-- Data for processing follows --

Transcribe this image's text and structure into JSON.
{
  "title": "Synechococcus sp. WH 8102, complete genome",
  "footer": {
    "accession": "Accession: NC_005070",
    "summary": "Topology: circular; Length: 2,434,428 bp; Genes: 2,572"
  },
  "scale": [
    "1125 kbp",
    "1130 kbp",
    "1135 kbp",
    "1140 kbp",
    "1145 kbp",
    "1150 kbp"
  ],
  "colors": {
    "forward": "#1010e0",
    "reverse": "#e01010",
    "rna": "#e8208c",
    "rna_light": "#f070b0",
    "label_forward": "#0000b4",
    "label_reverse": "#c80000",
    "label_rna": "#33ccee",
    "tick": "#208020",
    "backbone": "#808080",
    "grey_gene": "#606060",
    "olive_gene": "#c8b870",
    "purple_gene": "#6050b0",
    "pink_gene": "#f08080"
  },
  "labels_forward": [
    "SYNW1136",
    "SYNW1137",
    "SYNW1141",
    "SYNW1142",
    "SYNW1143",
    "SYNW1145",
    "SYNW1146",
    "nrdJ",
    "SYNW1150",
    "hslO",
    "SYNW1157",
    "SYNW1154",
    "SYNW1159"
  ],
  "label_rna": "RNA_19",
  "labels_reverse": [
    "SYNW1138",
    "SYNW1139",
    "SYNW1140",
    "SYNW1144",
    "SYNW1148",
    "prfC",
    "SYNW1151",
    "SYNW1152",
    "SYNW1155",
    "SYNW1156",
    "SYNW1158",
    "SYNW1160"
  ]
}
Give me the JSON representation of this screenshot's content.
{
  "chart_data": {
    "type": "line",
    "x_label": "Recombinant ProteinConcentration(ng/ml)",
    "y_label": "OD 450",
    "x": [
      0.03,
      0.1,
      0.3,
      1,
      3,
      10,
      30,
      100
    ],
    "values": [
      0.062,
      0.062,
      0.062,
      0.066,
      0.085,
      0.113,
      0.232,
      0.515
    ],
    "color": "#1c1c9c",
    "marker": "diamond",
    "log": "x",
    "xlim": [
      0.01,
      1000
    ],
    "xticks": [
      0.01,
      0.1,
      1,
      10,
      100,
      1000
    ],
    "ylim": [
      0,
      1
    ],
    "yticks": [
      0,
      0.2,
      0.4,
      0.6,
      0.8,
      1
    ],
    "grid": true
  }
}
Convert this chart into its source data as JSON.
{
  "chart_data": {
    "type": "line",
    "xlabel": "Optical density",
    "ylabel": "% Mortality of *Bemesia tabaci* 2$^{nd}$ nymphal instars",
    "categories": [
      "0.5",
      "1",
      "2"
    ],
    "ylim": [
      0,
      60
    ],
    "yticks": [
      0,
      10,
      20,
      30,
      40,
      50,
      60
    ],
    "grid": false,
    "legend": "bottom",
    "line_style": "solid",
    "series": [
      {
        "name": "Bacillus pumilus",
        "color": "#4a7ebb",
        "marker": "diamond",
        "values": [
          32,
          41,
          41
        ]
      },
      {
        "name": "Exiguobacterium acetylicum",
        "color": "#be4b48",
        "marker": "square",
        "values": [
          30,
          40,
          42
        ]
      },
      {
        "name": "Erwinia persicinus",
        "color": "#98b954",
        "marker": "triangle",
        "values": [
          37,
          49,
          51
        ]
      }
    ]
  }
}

-- Data for processing concluded --

Instructions to follow:
The required result is an exact repetition of the lines from the one containing "Give me the" through the last line of the data.

Answer below:
Give me the JSON representation of this screenshot's content.
{
  "chart_data": {
    "type": "line",
    "x_label": "Recombinant ProteinConcentration(ng/ml)",
    "y_label": "OD 450",
    "x": [
      0.03,
      0.1,
      0.3,
      1,
      3,
      10,
      30,
      100
    ],
    "values": [
      0.062,
      0.062,
      0.062,
      0.066,
      0.085,
      0.113,
      0.232,
      0.515
    ],
    "color": "#1c1c9c",
    "marker": "diamond",
    "log": "x",
    "xlim": [
      0.01,
      1000
    ],
    "xticks": [
      0.01,
      0.1,
      1,
      10,
      100,
      1000
    ],
    "ylim": [
      0,
      1
    ],
    "yticks": [
      0,
      0.2,
      0.4,
      0.6,
      0.8,
      1
    ],
    "grid": true
  }
}
Convert this chart into its source data as JSON.
{
  "chart_data": {
    "type": "line",
    "xlabel": "Optical density",
    "ylabel": "% Mortality of *Bemesia tabaci* 2$^{nd}$ nymphal instars",
    "categories": [
      "0.5",
      "1",
      "2"
    ],
    "ylim": [
      0,
      60
    ],
    "yticks": [
      0,
      10,
      20,
      30,
      40,
      50,
      60
    ],
    "grid": false,
    "legend": "bottom",
    "line_style": "solid",
    "series": [
      {
        "name": "Bacillus pumilus",
        "color": "#4a7ebb",
        "marker": "diamond",
        "values": [
          32,
          41,
          41
        ]
      },
      {
        "name": "Exiguobacterium acetylicum",
        "color": "#be4b48",
        "marker": "square",
        "values": [
          30,
          40,
          42
        ]
      },
      {
        "name": "Erwinia persicinus",
        "color": "#98b954",
        "marker": "triangle",
        "values": [
          37,
          49,
          51
        ]
      }
    ]
  }
}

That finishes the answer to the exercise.